→ **Recorded data**:
:::
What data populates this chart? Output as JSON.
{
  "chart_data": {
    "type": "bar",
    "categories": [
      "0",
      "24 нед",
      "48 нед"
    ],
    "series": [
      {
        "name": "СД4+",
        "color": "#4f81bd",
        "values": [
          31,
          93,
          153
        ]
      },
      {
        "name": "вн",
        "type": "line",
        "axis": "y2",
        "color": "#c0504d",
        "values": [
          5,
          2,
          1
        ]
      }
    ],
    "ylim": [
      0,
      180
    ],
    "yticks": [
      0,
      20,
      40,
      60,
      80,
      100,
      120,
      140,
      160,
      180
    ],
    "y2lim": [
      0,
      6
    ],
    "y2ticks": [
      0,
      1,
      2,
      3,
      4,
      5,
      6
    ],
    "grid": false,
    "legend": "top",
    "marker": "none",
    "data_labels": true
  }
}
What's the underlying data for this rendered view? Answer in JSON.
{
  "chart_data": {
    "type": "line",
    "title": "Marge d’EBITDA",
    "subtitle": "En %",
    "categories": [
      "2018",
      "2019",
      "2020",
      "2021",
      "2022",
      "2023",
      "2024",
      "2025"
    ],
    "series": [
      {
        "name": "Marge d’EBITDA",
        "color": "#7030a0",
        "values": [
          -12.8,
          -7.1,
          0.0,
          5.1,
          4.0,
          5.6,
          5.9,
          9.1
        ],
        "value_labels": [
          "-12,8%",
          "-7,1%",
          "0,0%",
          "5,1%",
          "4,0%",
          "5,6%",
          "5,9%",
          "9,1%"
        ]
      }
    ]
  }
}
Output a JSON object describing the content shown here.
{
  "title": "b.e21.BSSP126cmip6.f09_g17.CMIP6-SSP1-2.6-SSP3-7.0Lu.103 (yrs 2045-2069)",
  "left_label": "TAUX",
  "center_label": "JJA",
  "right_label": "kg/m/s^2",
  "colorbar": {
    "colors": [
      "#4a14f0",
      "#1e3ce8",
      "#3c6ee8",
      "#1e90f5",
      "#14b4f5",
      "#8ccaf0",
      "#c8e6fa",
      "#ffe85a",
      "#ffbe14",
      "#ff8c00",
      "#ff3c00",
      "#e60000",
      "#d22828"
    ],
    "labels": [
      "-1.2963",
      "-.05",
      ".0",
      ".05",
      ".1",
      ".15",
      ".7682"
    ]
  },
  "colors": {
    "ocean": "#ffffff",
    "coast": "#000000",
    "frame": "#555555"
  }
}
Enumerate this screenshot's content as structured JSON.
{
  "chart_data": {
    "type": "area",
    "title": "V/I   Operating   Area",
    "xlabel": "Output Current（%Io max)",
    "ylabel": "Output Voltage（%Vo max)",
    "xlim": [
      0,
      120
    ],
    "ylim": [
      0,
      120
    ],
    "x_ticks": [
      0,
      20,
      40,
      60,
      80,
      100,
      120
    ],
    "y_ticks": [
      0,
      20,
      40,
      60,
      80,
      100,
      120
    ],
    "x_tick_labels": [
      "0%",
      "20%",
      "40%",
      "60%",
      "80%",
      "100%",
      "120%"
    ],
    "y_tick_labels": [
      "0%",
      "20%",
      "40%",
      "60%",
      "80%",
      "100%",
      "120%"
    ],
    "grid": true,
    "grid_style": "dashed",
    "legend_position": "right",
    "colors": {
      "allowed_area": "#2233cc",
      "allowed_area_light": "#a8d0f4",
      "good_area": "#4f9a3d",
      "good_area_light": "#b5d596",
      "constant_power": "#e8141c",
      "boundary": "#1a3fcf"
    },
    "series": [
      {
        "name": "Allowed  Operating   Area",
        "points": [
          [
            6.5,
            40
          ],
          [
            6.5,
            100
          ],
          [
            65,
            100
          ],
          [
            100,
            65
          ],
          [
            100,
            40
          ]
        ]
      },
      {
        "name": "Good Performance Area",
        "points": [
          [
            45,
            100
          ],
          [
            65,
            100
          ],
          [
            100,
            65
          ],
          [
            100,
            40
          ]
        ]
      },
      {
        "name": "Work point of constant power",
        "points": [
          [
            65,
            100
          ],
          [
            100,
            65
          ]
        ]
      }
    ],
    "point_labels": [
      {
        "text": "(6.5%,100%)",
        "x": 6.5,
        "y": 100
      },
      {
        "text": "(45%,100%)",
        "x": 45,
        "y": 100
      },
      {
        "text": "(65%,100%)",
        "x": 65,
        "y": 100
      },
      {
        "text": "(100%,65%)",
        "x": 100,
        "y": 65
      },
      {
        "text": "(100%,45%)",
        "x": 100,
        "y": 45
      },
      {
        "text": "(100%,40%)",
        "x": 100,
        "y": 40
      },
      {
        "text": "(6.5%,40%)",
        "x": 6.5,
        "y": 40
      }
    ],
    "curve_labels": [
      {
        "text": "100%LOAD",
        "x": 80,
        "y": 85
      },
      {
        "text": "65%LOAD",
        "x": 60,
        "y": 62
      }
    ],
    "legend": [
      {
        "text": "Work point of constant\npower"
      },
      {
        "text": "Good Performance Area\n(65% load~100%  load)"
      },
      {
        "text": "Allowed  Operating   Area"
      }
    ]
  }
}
:::
→ **Task details**:
Count each line of the entries that holds the word "text", then state the total and nothing more.

→ **In response**:
12